====== Task inputs ======
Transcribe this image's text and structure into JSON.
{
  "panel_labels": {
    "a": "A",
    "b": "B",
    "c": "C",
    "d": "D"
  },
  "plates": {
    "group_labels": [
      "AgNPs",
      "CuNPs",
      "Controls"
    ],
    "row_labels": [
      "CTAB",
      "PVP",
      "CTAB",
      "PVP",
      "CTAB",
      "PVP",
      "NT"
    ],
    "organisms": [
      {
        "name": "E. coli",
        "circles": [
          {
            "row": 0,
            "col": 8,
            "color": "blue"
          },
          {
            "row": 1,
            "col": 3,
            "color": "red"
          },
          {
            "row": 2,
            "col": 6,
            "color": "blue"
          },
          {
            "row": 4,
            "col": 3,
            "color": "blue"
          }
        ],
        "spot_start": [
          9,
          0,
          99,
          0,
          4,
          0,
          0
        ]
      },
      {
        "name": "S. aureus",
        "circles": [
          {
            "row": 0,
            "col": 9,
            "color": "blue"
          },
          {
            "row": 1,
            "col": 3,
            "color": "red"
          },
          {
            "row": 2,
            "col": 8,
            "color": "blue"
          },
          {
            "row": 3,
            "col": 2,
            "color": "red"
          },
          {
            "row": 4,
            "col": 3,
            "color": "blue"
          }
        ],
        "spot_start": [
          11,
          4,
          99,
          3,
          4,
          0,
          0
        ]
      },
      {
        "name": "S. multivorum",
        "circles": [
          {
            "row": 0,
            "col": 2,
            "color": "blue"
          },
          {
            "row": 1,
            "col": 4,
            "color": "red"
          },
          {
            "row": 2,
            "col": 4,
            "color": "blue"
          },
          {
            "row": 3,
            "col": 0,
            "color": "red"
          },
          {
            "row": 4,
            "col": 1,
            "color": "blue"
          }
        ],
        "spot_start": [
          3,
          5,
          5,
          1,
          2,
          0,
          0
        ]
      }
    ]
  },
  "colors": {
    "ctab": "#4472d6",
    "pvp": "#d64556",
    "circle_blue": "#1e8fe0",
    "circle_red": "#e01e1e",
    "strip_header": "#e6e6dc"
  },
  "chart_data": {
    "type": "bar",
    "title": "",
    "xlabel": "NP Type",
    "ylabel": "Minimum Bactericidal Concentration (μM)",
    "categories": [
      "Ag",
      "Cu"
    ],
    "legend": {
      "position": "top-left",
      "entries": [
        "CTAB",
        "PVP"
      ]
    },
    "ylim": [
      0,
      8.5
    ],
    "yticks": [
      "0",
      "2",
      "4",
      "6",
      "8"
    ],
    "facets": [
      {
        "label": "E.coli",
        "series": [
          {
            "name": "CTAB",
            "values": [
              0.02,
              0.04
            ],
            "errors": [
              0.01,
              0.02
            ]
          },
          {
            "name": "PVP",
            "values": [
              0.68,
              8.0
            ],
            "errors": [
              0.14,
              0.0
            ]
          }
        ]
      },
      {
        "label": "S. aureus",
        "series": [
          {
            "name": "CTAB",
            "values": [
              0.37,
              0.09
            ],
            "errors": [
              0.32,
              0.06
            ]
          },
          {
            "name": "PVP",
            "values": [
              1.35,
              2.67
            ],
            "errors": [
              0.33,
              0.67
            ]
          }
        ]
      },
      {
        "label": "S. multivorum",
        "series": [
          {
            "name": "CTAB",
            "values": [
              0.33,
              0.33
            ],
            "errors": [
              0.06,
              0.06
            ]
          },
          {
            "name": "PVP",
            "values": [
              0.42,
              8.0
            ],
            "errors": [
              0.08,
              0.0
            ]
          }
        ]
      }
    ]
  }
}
======
= Work to complete =
Please tally every line of the material above that has the string "multivorum", and write only the total.

= Task solution =
2